Set exercise:
Find the word "wird" in the material below and gather every line that contains it.

Recorded information:
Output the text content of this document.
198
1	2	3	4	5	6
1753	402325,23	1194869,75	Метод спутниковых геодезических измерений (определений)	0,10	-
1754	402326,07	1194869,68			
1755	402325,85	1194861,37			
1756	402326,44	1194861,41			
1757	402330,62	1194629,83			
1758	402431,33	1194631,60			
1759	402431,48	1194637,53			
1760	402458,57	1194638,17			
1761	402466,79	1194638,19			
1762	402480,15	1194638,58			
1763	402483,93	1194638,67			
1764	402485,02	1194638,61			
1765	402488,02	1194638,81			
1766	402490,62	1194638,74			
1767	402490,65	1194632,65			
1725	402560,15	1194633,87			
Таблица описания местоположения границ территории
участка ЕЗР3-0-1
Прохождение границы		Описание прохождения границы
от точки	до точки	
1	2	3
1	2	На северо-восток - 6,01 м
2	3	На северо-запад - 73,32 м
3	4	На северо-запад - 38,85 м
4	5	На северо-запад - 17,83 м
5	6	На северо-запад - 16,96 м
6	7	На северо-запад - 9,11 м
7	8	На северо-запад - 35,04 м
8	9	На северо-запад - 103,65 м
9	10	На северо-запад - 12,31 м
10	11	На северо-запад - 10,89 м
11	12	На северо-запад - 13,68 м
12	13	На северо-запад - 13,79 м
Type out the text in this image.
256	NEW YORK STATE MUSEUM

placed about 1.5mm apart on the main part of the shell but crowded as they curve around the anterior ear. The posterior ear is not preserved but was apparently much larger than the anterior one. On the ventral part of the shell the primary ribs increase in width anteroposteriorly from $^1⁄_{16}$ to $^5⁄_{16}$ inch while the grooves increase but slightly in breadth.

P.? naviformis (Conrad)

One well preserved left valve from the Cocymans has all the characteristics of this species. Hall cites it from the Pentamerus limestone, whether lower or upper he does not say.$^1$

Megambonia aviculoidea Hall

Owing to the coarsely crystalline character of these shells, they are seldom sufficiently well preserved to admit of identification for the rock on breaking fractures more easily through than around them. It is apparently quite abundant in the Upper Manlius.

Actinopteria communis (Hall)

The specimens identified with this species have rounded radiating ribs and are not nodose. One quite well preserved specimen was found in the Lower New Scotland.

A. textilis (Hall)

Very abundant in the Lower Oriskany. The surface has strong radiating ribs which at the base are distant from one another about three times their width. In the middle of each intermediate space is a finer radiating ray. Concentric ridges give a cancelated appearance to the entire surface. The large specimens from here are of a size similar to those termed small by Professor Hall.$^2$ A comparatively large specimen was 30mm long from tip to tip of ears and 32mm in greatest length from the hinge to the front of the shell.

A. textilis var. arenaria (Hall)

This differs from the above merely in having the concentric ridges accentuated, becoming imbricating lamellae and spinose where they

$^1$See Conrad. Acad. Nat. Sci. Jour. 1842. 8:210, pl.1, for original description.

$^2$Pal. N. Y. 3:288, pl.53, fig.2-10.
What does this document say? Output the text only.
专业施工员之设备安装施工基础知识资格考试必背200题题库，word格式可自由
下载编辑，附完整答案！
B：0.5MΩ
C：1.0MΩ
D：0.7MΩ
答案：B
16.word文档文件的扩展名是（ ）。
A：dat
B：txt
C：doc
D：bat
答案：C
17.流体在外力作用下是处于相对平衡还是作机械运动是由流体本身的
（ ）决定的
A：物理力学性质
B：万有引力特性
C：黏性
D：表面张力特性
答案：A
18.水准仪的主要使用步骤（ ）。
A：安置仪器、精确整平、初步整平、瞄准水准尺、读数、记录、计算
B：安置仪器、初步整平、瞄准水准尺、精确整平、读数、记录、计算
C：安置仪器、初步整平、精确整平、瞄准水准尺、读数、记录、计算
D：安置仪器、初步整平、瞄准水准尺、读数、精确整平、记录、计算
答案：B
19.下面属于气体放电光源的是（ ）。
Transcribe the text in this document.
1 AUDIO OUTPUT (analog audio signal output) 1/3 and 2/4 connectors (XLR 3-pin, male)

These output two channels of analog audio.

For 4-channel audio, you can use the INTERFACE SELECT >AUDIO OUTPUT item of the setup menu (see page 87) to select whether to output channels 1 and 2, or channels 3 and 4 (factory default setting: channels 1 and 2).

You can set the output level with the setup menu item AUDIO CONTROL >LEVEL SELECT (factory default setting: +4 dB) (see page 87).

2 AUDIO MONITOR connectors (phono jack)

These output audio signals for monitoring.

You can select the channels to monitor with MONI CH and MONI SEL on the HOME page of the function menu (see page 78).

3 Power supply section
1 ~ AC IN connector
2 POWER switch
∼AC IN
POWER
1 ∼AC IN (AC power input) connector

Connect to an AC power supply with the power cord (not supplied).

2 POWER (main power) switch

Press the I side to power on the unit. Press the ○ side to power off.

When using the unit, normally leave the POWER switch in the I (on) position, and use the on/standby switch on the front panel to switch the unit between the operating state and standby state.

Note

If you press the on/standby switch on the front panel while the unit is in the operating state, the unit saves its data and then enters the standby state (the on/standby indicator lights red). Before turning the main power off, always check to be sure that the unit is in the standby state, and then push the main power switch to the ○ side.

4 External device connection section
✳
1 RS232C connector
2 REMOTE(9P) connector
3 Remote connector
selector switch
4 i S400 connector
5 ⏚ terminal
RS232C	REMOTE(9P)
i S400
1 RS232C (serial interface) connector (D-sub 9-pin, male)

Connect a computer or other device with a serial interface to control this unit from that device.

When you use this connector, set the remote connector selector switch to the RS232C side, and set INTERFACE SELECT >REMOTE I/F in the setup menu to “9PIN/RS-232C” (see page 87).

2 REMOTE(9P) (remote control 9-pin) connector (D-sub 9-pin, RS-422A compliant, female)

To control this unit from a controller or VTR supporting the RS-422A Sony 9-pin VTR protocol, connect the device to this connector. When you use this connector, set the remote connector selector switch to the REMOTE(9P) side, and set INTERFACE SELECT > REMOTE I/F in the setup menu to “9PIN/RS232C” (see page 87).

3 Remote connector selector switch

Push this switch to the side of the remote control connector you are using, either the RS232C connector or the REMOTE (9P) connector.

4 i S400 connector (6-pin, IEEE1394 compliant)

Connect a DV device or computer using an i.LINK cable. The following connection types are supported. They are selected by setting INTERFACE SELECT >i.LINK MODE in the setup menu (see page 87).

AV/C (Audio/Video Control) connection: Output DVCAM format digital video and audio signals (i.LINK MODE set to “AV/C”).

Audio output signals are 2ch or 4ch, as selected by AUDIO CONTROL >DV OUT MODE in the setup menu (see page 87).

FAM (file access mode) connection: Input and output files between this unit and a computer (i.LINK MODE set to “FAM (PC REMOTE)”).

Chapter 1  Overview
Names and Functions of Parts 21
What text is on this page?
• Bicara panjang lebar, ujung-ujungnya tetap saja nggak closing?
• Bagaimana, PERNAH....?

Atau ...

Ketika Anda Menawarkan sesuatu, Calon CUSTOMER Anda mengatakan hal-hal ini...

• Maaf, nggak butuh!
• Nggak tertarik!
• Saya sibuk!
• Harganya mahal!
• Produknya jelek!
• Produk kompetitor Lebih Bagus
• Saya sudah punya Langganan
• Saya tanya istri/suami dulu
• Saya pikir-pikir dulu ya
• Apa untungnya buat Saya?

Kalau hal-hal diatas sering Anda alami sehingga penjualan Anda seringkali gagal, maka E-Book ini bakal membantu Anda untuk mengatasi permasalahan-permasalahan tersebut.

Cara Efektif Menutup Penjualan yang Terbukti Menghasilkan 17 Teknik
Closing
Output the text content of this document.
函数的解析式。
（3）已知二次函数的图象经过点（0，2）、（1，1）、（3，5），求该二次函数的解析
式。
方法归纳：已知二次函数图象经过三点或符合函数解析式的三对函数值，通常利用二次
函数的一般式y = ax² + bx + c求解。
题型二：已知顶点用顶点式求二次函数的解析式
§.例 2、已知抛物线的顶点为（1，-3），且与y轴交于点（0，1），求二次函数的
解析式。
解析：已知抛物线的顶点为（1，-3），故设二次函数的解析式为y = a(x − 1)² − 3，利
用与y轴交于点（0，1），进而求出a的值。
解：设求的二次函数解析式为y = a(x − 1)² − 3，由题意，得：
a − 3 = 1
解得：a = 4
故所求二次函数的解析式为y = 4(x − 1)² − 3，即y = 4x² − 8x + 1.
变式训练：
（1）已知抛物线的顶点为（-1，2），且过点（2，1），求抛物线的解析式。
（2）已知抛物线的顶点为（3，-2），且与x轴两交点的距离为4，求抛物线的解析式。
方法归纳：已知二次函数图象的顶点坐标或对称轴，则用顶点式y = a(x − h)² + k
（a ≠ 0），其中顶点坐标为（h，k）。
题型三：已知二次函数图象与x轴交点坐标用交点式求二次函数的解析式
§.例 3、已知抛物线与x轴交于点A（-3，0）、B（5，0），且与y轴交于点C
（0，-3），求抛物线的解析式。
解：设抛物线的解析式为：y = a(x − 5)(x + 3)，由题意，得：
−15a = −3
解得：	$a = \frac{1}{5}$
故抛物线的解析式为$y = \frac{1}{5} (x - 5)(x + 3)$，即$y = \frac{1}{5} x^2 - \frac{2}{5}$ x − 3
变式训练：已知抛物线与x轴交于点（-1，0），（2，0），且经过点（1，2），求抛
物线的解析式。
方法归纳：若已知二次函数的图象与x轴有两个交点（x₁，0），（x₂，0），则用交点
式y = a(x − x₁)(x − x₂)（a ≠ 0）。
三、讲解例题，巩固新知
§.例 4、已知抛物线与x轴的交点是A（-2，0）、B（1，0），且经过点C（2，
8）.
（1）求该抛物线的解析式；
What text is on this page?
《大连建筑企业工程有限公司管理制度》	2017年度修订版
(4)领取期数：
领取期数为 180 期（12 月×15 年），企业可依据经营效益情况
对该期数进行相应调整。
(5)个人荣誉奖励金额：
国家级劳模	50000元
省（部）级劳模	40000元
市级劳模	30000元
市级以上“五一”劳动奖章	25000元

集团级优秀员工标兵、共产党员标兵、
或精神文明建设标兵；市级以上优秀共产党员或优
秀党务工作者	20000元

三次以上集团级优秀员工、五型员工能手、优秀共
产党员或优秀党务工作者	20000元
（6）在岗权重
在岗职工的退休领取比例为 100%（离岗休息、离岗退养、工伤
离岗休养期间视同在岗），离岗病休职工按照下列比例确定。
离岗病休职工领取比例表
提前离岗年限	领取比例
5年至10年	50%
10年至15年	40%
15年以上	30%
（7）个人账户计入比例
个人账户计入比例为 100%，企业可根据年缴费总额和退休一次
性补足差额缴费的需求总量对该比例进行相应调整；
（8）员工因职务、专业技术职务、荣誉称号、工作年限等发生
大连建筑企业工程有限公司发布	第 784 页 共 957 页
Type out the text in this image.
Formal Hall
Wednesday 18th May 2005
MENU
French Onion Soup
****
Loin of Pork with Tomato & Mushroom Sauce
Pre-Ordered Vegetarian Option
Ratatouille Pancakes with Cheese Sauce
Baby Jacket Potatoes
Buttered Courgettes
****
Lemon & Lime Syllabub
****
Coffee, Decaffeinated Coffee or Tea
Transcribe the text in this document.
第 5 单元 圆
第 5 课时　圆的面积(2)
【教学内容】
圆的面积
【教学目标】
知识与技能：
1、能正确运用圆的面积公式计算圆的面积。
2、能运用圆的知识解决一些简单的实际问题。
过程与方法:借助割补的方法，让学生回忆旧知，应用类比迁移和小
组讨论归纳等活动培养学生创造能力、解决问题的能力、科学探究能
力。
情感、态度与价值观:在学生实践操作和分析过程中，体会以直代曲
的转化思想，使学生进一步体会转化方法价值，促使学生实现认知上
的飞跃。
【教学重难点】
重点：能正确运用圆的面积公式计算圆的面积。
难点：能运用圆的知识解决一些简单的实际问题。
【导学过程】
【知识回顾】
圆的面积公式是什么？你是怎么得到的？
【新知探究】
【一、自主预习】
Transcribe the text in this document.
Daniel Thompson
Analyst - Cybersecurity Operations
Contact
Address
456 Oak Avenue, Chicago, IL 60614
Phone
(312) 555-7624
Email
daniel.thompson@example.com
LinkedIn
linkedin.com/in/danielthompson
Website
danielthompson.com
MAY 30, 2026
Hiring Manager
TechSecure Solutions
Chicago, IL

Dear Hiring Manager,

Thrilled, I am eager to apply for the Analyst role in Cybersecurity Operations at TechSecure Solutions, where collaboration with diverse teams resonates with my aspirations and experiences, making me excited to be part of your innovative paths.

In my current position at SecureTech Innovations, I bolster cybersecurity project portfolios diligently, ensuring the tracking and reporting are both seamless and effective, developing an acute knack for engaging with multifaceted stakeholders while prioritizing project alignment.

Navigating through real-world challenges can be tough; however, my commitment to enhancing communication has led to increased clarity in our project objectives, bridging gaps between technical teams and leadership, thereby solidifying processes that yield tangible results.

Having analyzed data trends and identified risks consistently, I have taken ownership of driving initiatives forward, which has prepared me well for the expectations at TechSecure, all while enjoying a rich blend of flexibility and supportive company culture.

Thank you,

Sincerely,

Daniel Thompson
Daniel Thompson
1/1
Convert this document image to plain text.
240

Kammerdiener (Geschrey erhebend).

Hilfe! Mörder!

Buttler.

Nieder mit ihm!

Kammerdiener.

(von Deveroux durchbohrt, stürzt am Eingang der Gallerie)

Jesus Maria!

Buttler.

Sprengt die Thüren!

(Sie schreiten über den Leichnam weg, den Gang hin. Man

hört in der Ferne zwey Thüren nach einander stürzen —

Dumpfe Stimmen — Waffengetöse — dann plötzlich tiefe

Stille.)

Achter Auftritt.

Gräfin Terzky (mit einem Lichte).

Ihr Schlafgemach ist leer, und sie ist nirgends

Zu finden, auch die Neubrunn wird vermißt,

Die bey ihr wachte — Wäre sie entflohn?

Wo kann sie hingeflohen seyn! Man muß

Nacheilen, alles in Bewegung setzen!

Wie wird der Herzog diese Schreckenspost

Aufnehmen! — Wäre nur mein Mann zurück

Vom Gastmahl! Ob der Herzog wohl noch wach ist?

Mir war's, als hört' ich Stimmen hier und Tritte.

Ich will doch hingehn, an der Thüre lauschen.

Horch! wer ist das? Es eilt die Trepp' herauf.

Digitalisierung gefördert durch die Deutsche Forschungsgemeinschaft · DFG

Right answer:
Zu finden, auch die Neubrunn wird vermißt,
Wie wird der Herzog diese Schreckenspost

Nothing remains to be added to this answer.